--- BEGIN Extracted entries ---

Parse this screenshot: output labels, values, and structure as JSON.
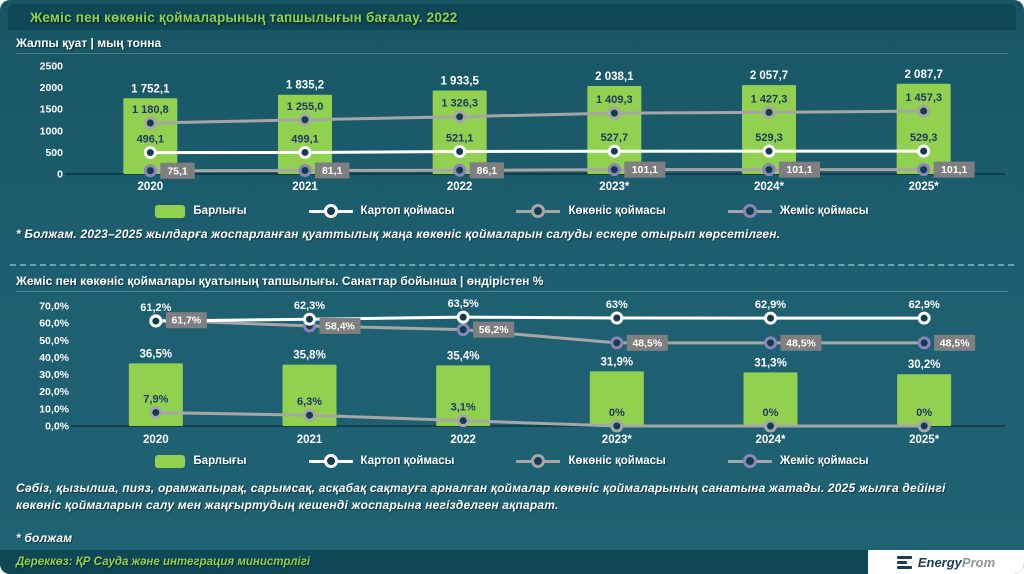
{
  "title": "Жеміс пен көкөніс қоймаларының тапшылығын бағалау. 2022",
  "colors": {
    "background": "#1d5f70",
    "header_bar": "#0e4756",
    "accent_green": "#92d050",
    "dark_label": "#1f3864",
    "badge_bg": "#7f7f7f",
    "marker_fill": "#113d4d",
    "line_white": "#ffffff",
    "line_gray": "#a6a6a6",
    "marker_purple": "#8d83bb",
    "logo_navy": "#1c3b57",
    "logo_gray": "#8f969c"
  },
  "chart_data": [
    {
      "type": "bar-line-combo",
      "title": "Жалпы қуат | мың тонна",
      "categories": [
        "2020",
        "2021",
        "2022",
        "2023*",
        "2024*",
        "2025*"
      ],
      "ylim": [
        0,
        2500
      ],
      "ytick_values": [
        2500,
        2000,
        1500,
        1000,
        500,
        0
      ],
      "ytick_labels": [
        "2500",
        "2000",
        "1500",
        "1000",
        "500",
        "0"
      ],
      "grid": false,
      "legend_position": "bottom",
      "bars": {
        "name": "Барлығы",
        "color": "#92d050",
        "values": [
          1752.1,
          1835.2,
          1933.5,
          2038.1,
          2057.7,
          2087.7
        ],
        "labels": [
          "1 752,1",
          "1 835,2",
          "1 933,5",
          "2 038,1",
          "2 057,7",
          "2 087,7"
        ]
      },
      "lines": [
        {
          "name": "Картоп қоймасы",
          "color": "#ffffff",
          "marker": "#ffffff",
          "label_style": "dark",
          "values": [
            496.1,
            499.1,
            521.1,
            527.7,
            529.3,
            529.3
          ],
          "labels": [
            "496,1",
            "499,1",
            "521,1",
            "527,7",
            "529,3",
            "529,3"
          ]
        },
        {
          "name": "Көкөніс қоймасы",
          "color": "#a6a6a6",
          "marker": "#a6a6a6",
          "label_style": "dark",
          "values": [
            1180.8,
            1255.0,
            1326.3,
            1409.3,
            1427.3,
            1457.3
          ],
          "labels": [
            "1 180,8",
            "1 255,0",
            "1 326,3",
            "1 409,3",
            "1 427,3",
            "1 457,3"
          ]
        },
        {
          "name": "Жеміс қоймасы",
          "color": "#a6a6a6",
          "marker": "#8d83bb",
          "label_style": "badge",
          "values": [
            75.1,
            81.1,
            86.1,
            101.1,
            101.1,
            101.1
          ],
          "labels": [
            "75,1",
            "81,1",
            "86,1",
            "101,1",
            "101,1",
            "101,1"
          ]
        }
      ]
    },
    {
      "type": "bar-line-combo",
      "title": "Жеміс пен көкөніс қоймалары қуатының тапшылығы. Санаттар бойынша | өндірістен %",
      "categories": [
        "2020",
        "2021",
        "2022",
        "2023*",
        "2024*",
        "2025*"
      ],
      "ylim": [
        0,
        70
      ],
      "ytick_values": [
        70,
        60,
        50,
        40,
        30,
        20,
        10,
        0
      ],
      "ytick_labels": [
        "70,0%",
        "60,0%",
        "50,0%",
        "40,0%",
        "30,0%",
        "20,0%",
        "10,0%",
        "0,0%"
      ],
      "grid": false,
      "legend_position": "bottom",
      "bars": {
        "name": "Барлығы",
        "color": "#92d050",
        "values": [
          36.5,
          35.8,
          35.4,
          31.9,
          31.3,
          30.2
        ],
        "labels": [
          "36,5%",
          "35,8%",
          "35,4%",
          "31,9%",
          "31,3%",
          "30,2%"
        ]
      },
      "lines": [
        {
          "name": "Картоп қоймасы",
          "color": "#ffffff",
          "marker": "#ffffff",
          "label_style": "white",
          "values": [
            61.2,
            62.3,
            63.5,
            63,
            62.9,
            62.9
          ],
          "labels": [
            "61,2%",
            "62,3%",
            "63,5%",
            "63%",
            "62,9%",
            "62,9%"
          ]
        },
        {
          "name": "Көкөніс қоймасы",
          "color": "#a6a6a6",
          "marker": "#a6a6a6",
          "label_style": "dark",
          "values": [
            7.9,
            6.3,
            3.1,
            0,
            0,
            0
          ],
          "labels": [
            "7,9%",
            "6,3%",
            "3,1%",
            "0%",
            "0%",
            "0%"
          ]
        },
        {
          "name": "Жеміс қоймасы",
          "color": "#a6a6a6",
          "marker": "#8d83bb",
          "label_style": "badge",
          "values": [
            61.7,
            58.4,
            56.2,
            48.5,
            48.5,
            48.5
          ],
          "labels": [
            "61,7%",
            "58,4%",
            "56,2%",
            "48,5%",
            "48,5%",
            "48,5%"
          ]
        }
      ]
    }
  ],
  "footnotes": {
    "forecast": "* Болжам. 2023–2025 жылдарға жоспарланған қуаттылық жаңа көкөніс қоймаларын салуды ескере отырып көрсетілген.",
    "categories_note": "Сәбіз, қызылша, пияз, орамжапырақ, сарымсақ, асқабақ сақтауға арналған қоймалар көкөніс қоймаларының санатына жатады. 2025 жылға дейінгі көкөніс қоймаларын салу мен жаңғыртудың кешенді жоспарына негізделген ақпарат.",
    "forecast_short": "* болжам"
  },
  "footer": {
    "source": "Дереккөз: ҚР Сауда және интеграция министрлігі",
    "brand_1": "Energy",
    "brand_2": "Prom"
  }
}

--- END Extracted entries ---

_Aim_
Reproduce the material word for word. Any pictures should be left out of the copy.

_Written solution_
Parse this screenshot: output labels, values, and structure as JSON.
{
  "title": "Жеміс пен көкөніс қоймаларының тапшылығын бағалау. 2022",
  "colors": {
    "background": "#1d5f70",
    "header_bar": "#0e4756",
    "accent_green": "#92d050",
    "dark_label": "#1f3864",
    "badge_bg": "#7f7f7f",
    "marker_fill": "#113d4d",
    "line_white": "#ffffff",
    "line_gray": "#a6a6a6",
    "marker_purple": "#8d83bb",
    "logo_navy": "#1c3b57",
    "logo_gray": "#8f969c"
  },
  "chart_data": [
    {
      "type": "bar-line-combo",
      "title": "Жалпы қуат | мың тонна",
      "categories": [
        "2020",
        "2021",
        "2022",
        "2023*",
        "2024*",
        "2025*"
      ],
      "ylim": [
        0,
        2500
      ],
      "ytick_values": [
        2500,
        2000,
        1500,
        1000,
        500,
        0
      ],
      "ytick_labels": [
        "2500",
        "2000",
        "1500",
        "1000",
        "500",
        "0"
      ],
      "grid": false,
      "legend_position": "bottom",
      "bars": {
        "name": "Барлығы",
        "color": "#92d050",
        "values": [
          1752.1,
          1835.2,
          1933.5,
          2038.1,
          2057.7,
          2087.7
        ],
        "labels": [
          "1 752,1",
          "1 835,2",
          "1 933,5",
          "2 038,1",
          "2 057,7",
          "2 087,7"
        ]
      },
      "lines": [
        {
          "name": "Картоп қоймасы",
          "color": "#ffffff",
          "marker": "#ffffff",
          "label_style": "dark",
          "values": [
            496.1,
            499.1,
            521.1,
            527.7,
            529.3,
            529.3
          ],
          "labels": [
            "496,1",
            "499,1",
            "521,1",
            "527,7",
            "529,3",
            "529,3"
          ]
        },
        {
          "name": "Көкөніс қоймасы",
          "color": "#a6a6a6",
          "marker": "#a6a6a6",
          "label_style": "dark",
          "values": [
            1180.8,
            1255.0,
            1326.3,
            1409.3,
            1427.3,
            1457.3
          ],
          "labels": [
            "1 180,8",
            "1 255,0",
            "1 326,3",
            "1 409,3",
            "1 427,3",
            "1 457,3"
          ]
        },
        {
          "name": "Жеміс қоймасы",
          "color": "#a6a6a6",
          "marker": "#8d83bb",
          "label_style": "badge",
          "values": [
            75.1,
            81.1,
            86.1,
            101.1,
            101.1,
            101.1
          ],
          "labels": [
            "75,1",
            "81,1",
            "86,1",
            "101,1",
            "101,1",
            "101,1"
          ]
        }
      ]
    },
    {
      "type": "bar-line-combo",
      "title": "Жеміс пен көкөніс қоймалары қуатының тапшылығы. Санаттар бойынша | өндірістен %",
      "categories": [
        "2020",
        "2021",
        "2022",
        "2023*",
        "2024*",
        "2025*"
      ],
      "ylim": [
        0,
        70
      ],
      "ytick_values": [
        70,
        60,
        50,
        40,
        30,
        20,
        10,
        0
      ],
      "ytick_labels": [
        "70,0%",
        "60,0%",
        "50,0%",
        "40,0%",
        "30,0%",
        "20,0%",
        "10,0%",
        "0,0%"
      ],
      "grid": false,
      "legend_position": "bottom",
      "bars": {
        "name": "Барлығы",
        "color": "#92d050",
        "values": [
          36.5,
          35.8,
          35.4,
          31.9,
          31.3,
          30.2
        ],
        "labels": [
          "36,5%",
          "35,8%",
          "35,4%",
          "31,9%",
          "31,3%",
          "30,2%"
        ]
      },
      "lines": [
        {
          "name": "Картоп қоймасы",
          "color": "#ffffff",
          "marker": "#ffffff",
          "label_style": "white",
          "values": [
            61.2,
            62.3,
            63.5,
            63,
            62.9,
            62.9
          ],
          "labels": [
            "61,2%",
            "62,3%",
            "63,5%",
            "63%",
            "62,9%",
            "62,9%"
          ]
        },
        {
          "name": "Көкөніс қоймасы",
          "color": "#a6a6a6",
          "marker": "#a6a6a6",
          "label_style": "dark",
          "values": [
            7.9,
            6.3,
            3.1,
            0,
            0,
            0
          ],
          "labels": [
            "7,9%",
            "6,3%",
            "3,1%",
            "0%",
            "0%",
            "0%"
          ]
        },
        {
          "name": "Жеміс қоймасы",
          "color": "#a6a6a6",
          "marker": "#8d83bb",
          "label_style": "badge",
          "values": [
            61.7,
            58.4,
            56.2,
            48.5,
            48.5,
            48.5
          ],
          "labels": [
            "61,7%",
            "58,4%",
            "56,2%",
            "48,5%",
            "48,5%",
            "48,5%"
          ]
        }
      ]
    }
  ],
  "footnotes": {
    "forecast": "* Болжам. 2023–2025 жылдарға жоспарланған қуаттылық жаңа көкөніс қоймаларын салуды ескере отырып көрсетілген.",
    "categories_note": "Сәбіз, қызылша, пияз, орамжапырақ, сарымсақ, асқабақ сақтауға арналған қоймалар көкөніс қоймаларының санатына жатады. 2025 жылға дейінгі көкөніс қоймаларын салу мен жаңғыртудың кешенді жоспарына негізделген ақпарат.",
    "forecast_short": "* болжам"
  },
  "footer": {
    "source": "Дереккөз: ҚР Сауда және интеграция министрлігі",
    "brand_1": "Energy",
    "brand_2": "Prom"
  }
}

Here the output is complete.